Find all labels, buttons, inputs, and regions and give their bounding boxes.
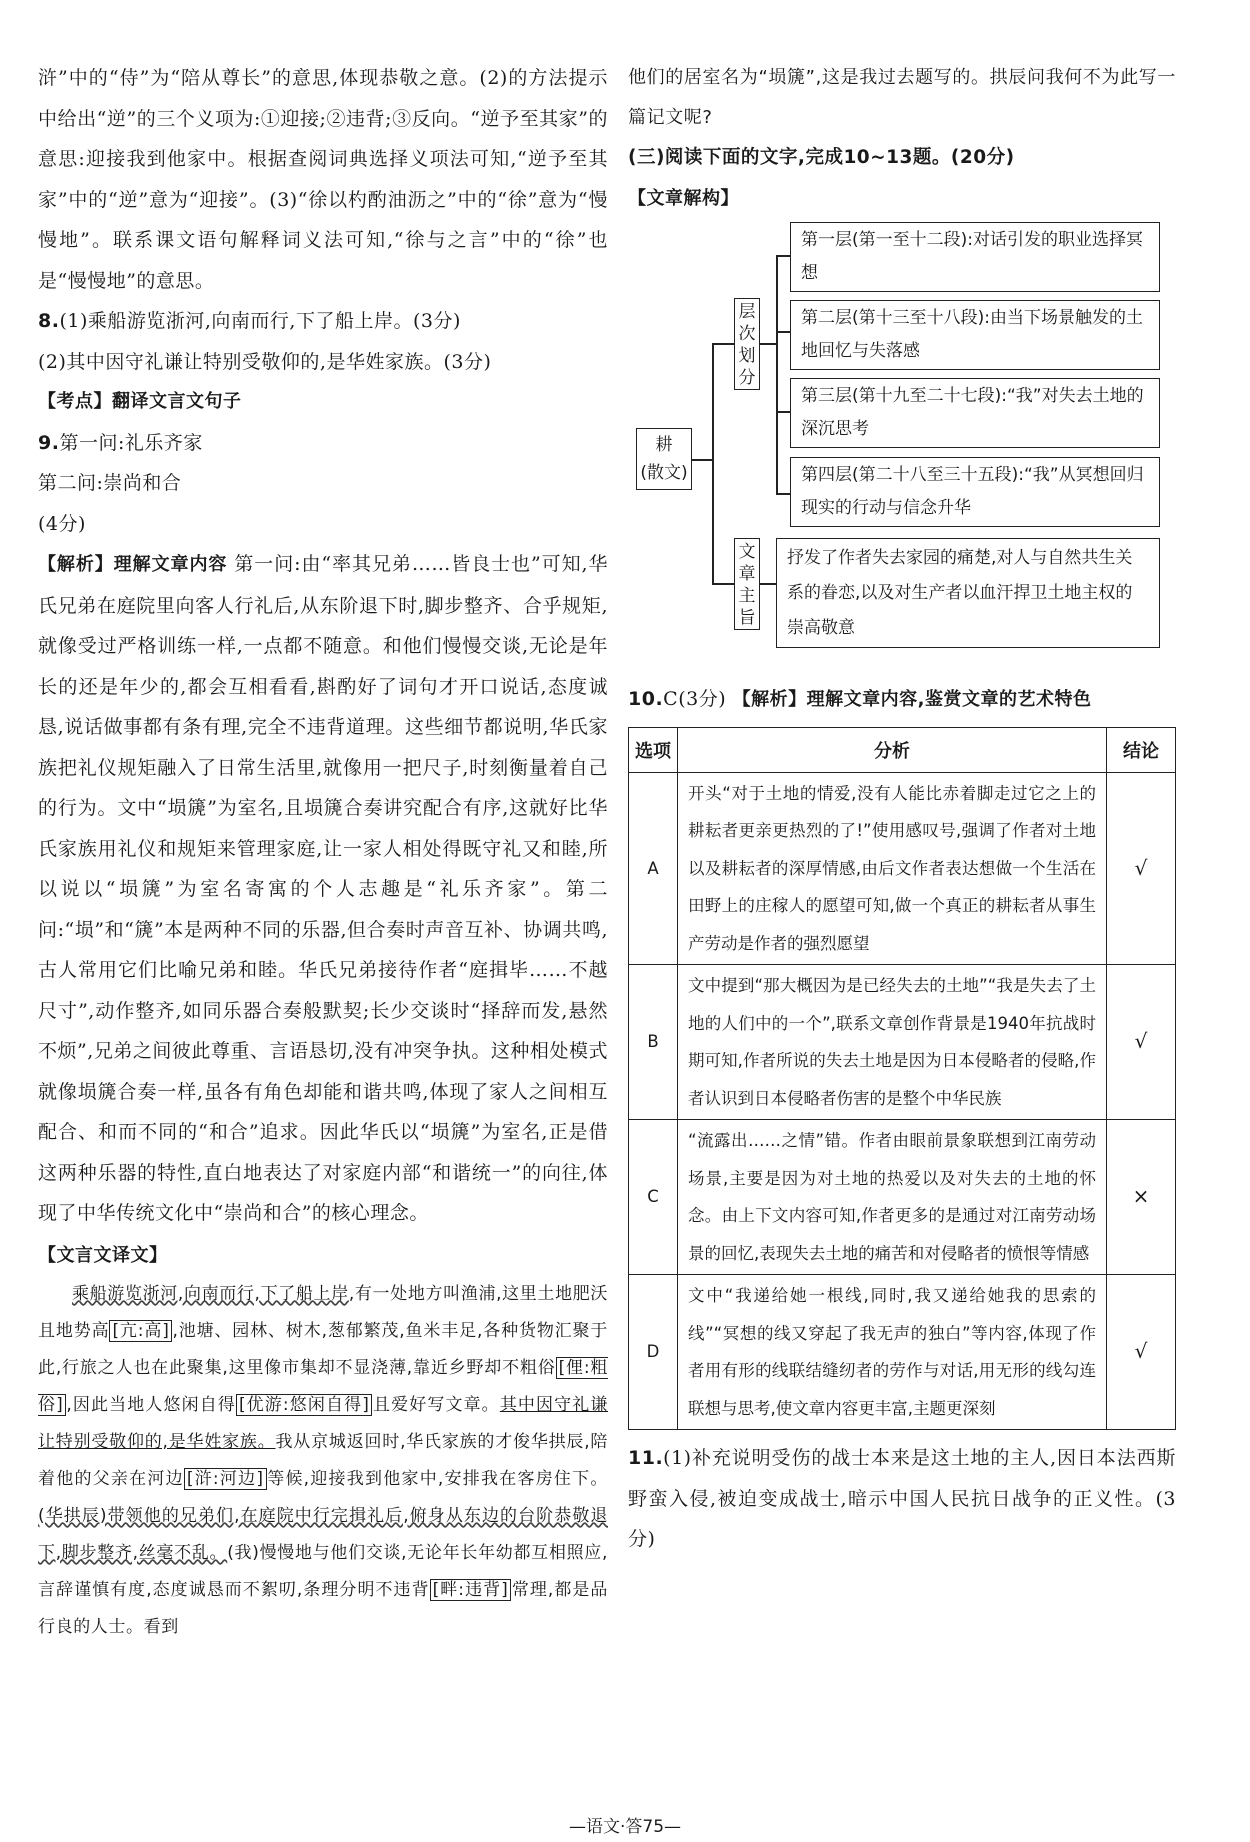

* * *

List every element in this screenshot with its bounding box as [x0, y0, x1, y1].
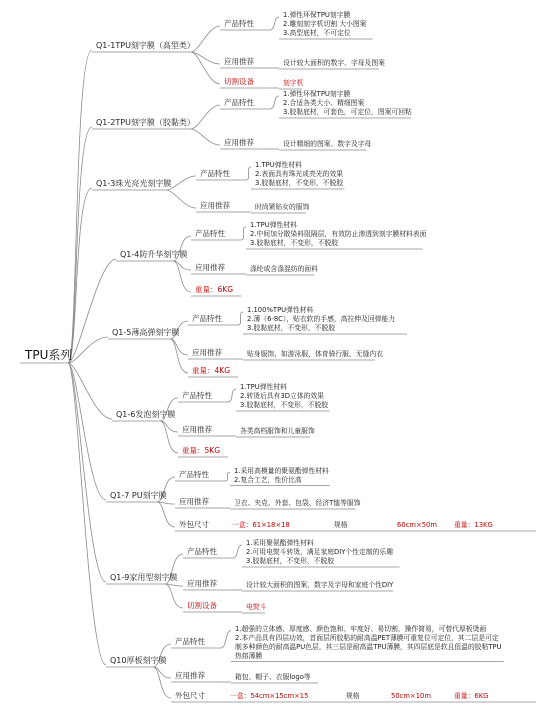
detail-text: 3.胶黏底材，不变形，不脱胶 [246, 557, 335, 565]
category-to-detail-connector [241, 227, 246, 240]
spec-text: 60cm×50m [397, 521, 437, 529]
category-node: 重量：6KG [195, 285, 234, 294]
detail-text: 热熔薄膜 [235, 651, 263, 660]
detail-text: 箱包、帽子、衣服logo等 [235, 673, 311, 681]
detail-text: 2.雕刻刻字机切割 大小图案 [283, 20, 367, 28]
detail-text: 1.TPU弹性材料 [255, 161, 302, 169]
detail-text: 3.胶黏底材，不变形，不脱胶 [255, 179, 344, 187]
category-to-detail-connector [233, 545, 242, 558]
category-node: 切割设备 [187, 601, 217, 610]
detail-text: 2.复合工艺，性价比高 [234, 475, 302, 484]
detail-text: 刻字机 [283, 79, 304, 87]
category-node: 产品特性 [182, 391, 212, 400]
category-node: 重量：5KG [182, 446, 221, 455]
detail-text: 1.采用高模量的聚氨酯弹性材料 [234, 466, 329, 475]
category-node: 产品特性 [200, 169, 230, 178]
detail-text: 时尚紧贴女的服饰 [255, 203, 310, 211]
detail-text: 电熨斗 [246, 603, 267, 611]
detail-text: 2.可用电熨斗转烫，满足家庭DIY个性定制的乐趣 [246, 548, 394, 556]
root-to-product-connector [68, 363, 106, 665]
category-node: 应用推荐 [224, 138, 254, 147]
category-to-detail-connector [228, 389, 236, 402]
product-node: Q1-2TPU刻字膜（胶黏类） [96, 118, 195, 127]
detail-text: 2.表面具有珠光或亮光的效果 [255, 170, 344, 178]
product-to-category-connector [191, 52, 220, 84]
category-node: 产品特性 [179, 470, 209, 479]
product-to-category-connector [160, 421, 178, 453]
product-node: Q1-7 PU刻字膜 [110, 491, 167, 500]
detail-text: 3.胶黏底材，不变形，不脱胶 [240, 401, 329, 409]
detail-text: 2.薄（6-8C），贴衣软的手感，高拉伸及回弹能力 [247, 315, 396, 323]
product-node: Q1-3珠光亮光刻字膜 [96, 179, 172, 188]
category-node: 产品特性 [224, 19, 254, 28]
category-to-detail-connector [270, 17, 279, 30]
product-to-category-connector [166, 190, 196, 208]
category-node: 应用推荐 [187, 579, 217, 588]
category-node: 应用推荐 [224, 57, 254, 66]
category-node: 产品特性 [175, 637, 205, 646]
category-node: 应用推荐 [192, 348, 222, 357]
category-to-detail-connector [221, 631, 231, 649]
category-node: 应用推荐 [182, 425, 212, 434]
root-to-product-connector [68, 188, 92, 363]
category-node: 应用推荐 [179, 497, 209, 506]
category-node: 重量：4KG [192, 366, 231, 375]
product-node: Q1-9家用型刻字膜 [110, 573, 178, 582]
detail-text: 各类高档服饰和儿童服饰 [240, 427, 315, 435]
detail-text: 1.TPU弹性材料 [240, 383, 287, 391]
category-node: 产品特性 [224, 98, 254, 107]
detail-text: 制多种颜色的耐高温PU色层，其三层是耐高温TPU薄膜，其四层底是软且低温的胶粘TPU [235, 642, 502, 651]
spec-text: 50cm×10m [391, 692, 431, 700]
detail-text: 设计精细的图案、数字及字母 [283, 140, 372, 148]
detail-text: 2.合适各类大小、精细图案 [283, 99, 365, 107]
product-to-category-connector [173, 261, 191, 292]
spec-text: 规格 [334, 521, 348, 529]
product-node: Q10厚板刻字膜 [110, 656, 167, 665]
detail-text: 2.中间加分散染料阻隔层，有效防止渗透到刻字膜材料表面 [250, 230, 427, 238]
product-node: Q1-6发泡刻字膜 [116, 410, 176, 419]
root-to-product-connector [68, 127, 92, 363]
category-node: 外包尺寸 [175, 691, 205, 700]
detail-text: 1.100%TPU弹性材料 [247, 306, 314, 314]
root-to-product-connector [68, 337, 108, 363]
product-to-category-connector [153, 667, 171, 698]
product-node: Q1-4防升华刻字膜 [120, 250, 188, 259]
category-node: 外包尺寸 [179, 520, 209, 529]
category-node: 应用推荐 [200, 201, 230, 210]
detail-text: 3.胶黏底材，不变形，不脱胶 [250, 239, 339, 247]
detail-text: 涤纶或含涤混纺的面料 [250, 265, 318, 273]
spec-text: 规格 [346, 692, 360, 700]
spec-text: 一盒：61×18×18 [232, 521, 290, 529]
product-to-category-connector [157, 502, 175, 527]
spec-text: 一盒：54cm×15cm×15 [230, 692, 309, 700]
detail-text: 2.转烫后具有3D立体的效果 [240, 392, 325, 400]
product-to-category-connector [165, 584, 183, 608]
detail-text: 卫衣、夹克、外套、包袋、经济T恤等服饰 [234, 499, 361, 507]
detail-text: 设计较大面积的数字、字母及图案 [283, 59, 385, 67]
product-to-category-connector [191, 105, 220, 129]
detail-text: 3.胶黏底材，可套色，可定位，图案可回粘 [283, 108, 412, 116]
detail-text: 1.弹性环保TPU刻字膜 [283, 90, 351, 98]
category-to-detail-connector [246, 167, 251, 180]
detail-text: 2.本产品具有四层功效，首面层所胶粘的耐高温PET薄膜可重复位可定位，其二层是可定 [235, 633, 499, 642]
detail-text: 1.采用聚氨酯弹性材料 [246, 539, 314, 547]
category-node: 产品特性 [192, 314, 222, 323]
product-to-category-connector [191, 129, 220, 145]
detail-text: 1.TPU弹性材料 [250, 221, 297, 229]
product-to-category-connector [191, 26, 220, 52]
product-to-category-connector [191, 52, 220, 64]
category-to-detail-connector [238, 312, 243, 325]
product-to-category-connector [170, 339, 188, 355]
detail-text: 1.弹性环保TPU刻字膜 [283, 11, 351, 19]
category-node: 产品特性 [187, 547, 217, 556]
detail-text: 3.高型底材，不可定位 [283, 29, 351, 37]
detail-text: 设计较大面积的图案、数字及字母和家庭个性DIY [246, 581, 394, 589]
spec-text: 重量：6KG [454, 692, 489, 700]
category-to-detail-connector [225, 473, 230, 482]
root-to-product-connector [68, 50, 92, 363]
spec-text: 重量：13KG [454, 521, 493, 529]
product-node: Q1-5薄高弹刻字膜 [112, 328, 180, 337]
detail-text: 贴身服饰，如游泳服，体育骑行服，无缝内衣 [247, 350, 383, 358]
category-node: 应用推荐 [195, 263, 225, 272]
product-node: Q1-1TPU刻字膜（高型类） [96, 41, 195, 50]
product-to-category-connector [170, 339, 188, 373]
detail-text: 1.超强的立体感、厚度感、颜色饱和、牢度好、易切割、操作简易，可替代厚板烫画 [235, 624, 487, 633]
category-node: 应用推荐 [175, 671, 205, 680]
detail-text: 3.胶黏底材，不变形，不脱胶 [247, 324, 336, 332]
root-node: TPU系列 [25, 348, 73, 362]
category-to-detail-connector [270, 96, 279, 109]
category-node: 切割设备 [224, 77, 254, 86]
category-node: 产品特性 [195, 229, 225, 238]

* * *

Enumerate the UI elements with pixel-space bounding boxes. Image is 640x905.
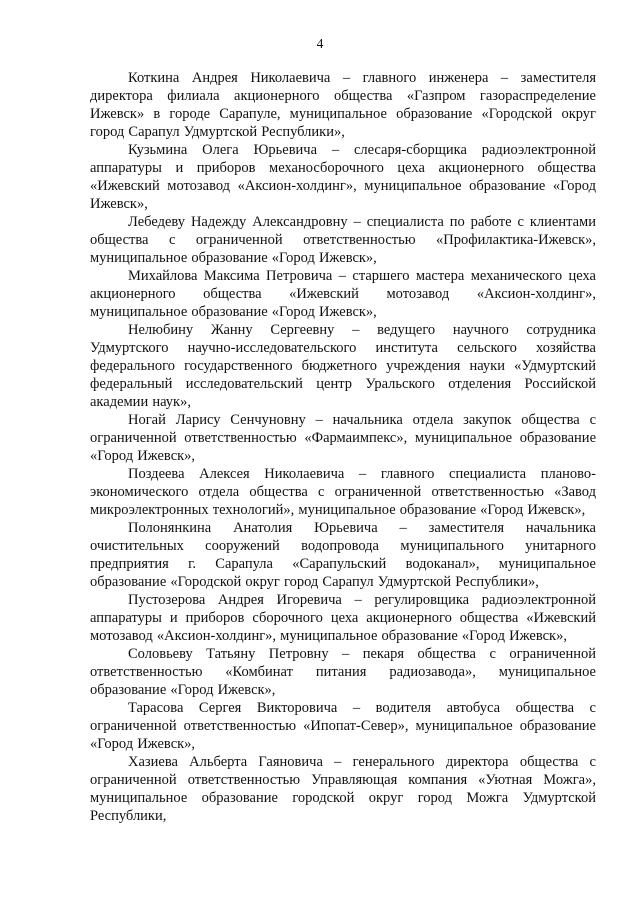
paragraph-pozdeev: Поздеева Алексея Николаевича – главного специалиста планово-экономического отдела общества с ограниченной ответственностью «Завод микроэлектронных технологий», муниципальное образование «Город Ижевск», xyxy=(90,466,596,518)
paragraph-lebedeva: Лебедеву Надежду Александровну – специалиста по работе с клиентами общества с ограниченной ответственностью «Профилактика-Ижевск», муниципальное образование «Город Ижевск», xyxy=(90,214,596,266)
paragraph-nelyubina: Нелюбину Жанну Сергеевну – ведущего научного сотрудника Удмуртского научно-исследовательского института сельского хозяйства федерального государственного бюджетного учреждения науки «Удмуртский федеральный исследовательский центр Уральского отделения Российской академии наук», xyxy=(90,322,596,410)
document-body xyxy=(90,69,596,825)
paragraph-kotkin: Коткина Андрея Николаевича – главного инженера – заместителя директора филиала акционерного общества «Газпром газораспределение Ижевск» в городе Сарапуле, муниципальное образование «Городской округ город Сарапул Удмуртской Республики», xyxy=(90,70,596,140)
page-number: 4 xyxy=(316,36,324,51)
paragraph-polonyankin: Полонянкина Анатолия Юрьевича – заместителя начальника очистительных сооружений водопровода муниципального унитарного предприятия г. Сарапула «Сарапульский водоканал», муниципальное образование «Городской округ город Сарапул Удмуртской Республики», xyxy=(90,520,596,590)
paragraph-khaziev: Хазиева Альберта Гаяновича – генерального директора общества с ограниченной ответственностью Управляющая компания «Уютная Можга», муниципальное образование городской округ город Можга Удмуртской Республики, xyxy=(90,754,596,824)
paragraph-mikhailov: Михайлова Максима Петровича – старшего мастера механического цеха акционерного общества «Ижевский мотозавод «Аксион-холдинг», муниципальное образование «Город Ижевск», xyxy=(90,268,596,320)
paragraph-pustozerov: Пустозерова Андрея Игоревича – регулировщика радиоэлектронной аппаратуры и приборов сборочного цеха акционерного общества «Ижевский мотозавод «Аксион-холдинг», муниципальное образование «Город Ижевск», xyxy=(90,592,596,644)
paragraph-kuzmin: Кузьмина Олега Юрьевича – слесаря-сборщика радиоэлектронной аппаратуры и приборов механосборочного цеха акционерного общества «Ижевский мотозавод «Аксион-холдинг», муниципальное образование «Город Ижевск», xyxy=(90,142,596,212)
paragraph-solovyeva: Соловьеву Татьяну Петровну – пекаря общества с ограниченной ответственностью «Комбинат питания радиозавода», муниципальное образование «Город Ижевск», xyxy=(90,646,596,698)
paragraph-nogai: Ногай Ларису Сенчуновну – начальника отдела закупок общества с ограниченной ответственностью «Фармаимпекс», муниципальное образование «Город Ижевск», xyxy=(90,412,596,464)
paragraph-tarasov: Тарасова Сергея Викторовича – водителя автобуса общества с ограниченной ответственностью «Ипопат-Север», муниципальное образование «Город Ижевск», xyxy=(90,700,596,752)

## ÉNONCÉ
Pouvez-vous mettre sous forme de liste numérotée les lignes du listing allant de celle qui contient « List every element » jusqu'à celle qui contient « detail-text: 箱包、帽子、衣服logo等 [235, 673, 311, 681] », toutes deux incluses, sans les lignes vides ? Laissez les images hors de la réponse.

## RÉSULTAT
1. List every element in this screenshot with its bounding box as [x0, y0, x1, y1].
2. detail-text: 3.胶黏底材，不变形，不脱胶 [246, 557, 335, 565]
3. category-to-detail-connector [241, 227, 246, 240]
4. spec-text: 60cm×50m [397, 521, 437, 529]
5. category-node: 重量：6KG [195, 285, 234, 294]
6. detail-text: 热熔薄膜 [235, 651, 263, 660]
7. detail-text: 箱包、帽子、衣服logo等 [235, 673, 311, 681]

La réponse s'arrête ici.